PROBLEM DESCRIPTION:
Go through the lines below. Copy those with "shff".
________________________________________
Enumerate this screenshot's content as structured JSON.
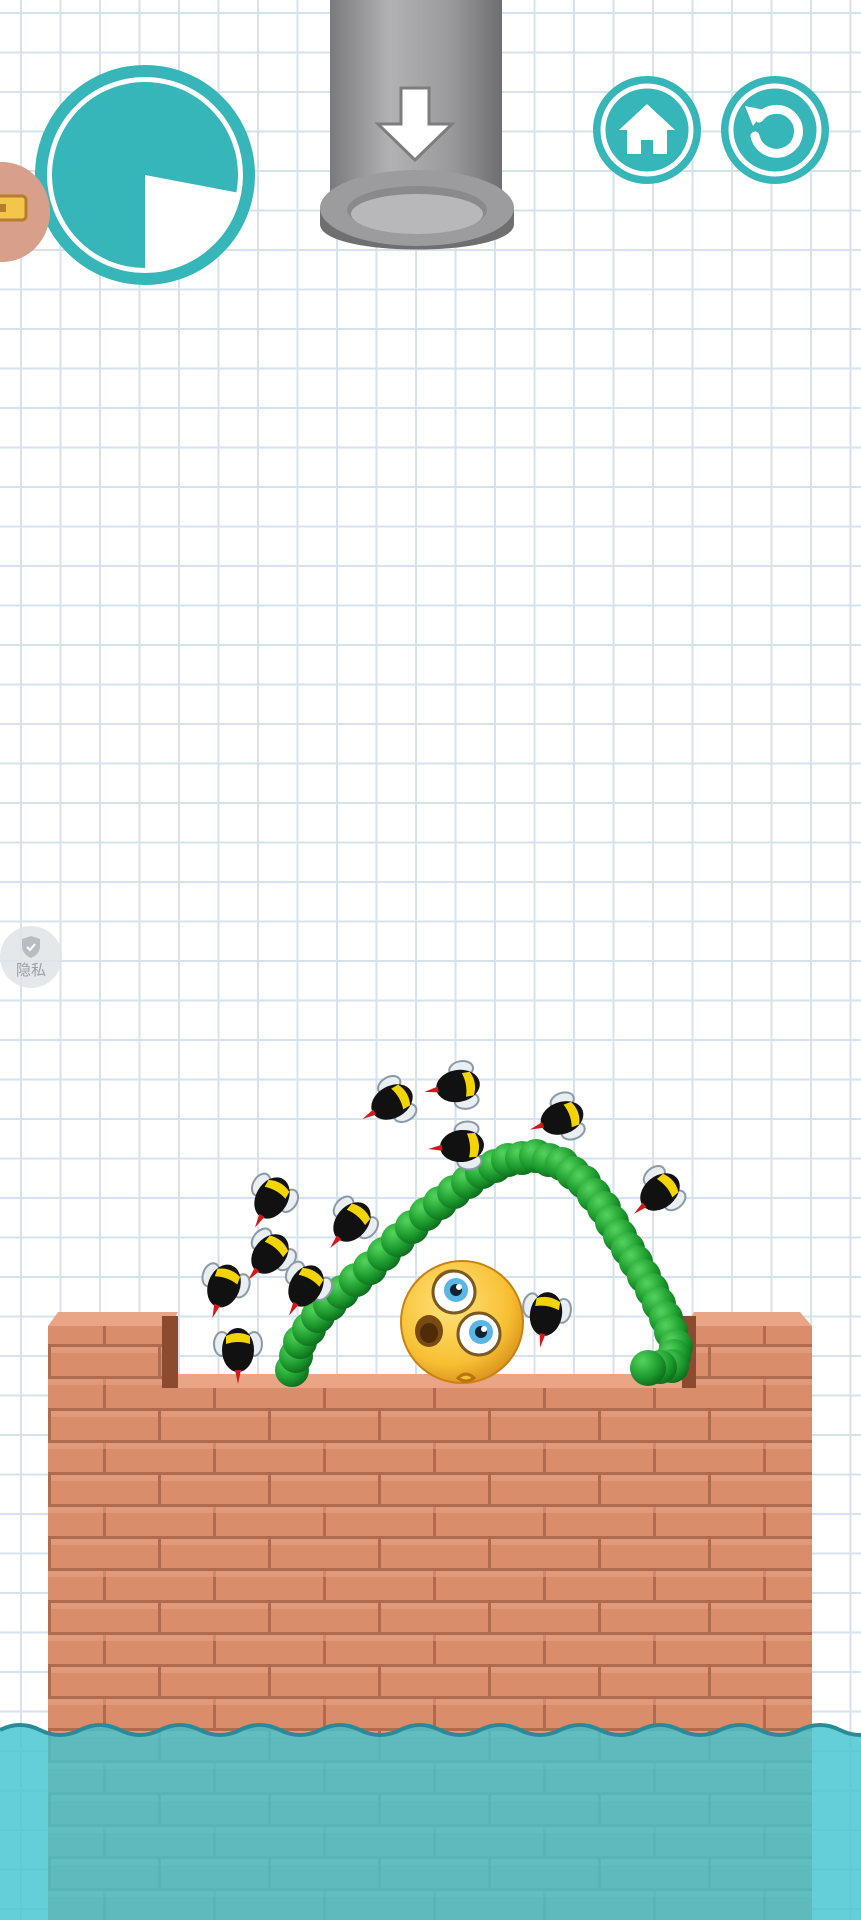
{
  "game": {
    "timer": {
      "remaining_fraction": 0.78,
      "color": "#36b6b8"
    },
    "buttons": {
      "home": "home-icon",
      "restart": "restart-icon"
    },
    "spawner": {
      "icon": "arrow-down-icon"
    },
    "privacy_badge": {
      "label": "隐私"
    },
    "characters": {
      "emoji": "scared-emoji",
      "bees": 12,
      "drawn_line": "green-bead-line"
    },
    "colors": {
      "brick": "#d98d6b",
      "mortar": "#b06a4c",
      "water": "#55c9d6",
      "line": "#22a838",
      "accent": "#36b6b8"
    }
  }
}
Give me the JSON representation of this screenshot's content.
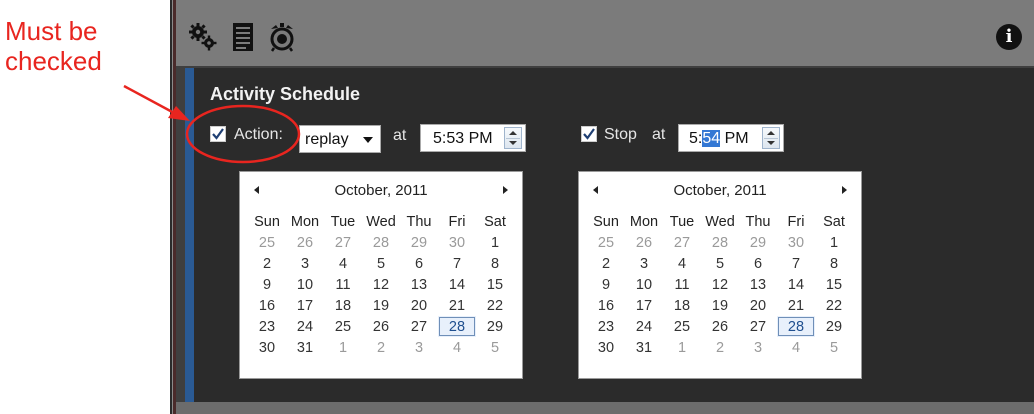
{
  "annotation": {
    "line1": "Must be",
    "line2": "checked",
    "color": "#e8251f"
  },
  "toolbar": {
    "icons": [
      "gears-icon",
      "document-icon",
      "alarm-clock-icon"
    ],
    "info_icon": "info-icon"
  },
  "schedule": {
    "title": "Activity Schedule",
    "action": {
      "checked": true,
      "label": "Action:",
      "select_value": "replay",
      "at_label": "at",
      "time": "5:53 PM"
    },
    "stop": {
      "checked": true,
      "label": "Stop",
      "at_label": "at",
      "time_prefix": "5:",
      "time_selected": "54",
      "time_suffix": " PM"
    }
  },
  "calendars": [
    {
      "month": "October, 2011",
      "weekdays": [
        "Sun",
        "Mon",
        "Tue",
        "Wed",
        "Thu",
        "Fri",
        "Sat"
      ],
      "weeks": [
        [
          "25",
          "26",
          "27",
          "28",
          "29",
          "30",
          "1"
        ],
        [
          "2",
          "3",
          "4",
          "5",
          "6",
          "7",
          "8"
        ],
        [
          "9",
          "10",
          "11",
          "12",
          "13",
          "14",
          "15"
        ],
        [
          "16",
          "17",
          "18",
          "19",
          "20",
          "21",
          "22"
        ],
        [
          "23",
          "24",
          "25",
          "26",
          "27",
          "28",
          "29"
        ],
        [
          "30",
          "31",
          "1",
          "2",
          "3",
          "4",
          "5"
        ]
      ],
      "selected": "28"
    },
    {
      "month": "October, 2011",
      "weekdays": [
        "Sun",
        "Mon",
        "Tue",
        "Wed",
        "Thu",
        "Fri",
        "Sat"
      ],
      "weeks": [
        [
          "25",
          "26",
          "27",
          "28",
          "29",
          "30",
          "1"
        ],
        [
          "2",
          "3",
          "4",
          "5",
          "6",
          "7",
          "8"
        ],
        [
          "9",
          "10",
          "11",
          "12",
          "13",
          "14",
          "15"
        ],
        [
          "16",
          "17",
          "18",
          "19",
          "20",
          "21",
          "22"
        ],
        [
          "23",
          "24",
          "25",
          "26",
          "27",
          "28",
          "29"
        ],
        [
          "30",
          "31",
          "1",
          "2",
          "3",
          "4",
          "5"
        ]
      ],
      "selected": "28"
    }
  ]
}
________________________________________
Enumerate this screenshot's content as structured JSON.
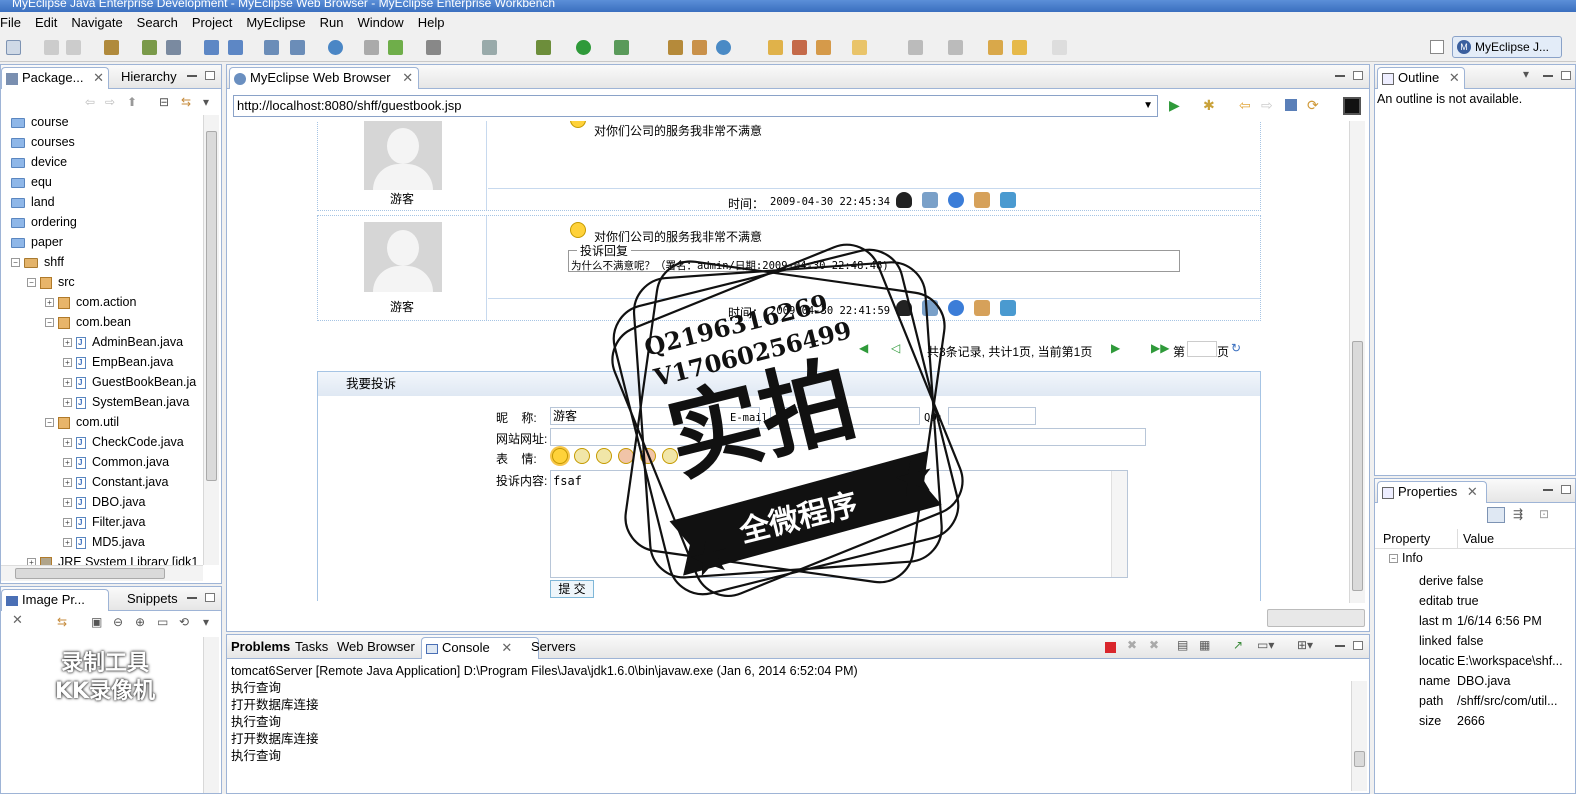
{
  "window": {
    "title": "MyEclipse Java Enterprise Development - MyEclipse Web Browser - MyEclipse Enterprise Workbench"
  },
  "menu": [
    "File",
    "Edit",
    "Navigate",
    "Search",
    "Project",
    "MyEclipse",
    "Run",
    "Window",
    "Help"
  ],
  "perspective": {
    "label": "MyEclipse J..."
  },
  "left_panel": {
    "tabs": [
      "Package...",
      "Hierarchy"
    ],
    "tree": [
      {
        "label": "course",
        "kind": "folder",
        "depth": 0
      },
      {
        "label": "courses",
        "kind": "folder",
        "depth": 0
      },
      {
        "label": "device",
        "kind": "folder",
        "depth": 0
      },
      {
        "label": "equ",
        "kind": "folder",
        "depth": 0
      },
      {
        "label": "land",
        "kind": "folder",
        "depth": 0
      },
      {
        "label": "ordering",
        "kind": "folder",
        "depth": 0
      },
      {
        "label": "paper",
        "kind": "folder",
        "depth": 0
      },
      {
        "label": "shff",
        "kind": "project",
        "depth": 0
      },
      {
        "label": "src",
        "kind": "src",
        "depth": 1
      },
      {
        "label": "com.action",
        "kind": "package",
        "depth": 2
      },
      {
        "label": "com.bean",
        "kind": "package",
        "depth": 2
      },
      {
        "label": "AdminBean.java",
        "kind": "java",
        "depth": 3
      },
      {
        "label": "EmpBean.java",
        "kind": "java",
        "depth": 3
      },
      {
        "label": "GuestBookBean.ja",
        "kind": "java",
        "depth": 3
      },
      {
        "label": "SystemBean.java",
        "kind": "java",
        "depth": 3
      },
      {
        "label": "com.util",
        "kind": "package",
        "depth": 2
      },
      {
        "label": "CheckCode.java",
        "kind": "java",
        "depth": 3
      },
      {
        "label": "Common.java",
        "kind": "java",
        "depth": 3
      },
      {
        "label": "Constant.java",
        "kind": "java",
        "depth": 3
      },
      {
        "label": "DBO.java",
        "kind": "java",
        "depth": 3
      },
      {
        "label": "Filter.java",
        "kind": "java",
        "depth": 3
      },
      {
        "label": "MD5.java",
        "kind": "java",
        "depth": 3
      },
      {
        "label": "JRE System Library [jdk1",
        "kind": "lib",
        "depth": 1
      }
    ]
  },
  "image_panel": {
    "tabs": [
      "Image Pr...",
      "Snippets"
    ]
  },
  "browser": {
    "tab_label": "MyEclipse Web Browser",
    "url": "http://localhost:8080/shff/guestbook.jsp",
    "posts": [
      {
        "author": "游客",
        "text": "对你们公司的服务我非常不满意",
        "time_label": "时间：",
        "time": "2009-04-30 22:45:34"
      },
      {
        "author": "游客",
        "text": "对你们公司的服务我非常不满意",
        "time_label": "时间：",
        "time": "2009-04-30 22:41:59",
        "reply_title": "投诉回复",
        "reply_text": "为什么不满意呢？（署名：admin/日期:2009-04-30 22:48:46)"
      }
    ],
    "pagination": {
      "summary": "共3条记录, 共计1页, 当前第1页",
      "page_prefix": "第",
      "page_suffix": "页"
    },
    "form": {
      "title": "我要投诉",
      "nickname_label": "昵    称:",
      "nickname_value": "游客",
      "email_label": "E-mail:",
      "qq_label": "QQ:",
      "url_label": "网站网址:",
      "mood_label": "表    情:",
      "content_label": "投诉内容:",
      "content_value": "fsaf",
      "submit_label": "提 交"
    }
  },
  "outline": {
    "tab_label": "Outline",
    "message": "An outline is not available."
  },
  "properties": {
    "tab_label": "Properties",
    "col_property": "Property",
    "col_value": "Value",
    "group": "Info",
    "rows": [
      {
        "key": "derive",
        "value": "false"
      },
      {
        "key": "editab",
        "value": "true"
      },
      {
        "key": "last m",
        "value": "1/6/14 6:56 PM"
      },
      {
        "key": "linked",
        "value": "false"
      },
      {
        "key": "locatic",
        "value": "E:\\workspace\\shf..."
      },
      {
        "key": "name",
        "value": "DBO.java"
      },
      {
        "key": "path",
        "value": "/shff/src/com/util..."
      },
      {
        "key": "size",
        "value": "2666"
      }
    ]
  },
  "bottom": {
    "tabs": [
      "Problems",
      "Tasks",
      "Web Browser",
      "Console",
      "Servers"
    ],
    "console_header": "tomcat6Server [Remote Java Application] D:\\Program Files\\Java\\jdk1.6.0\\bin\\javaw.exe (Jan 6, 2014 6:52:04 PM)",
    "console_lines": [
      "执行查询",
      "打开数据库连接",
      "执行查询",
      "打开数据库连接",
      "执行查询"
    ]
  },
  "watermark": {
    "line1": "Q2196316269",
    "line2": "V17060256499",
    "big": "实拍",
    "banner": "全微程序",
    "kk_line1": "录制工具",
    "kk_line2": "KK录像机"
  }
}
________________________________________
TASK OUTPUT:
        "label": "shff",
    "url": "http://localhost:8080/shff/guestbook.jsp",
        "value": "/shff/src/com/util..."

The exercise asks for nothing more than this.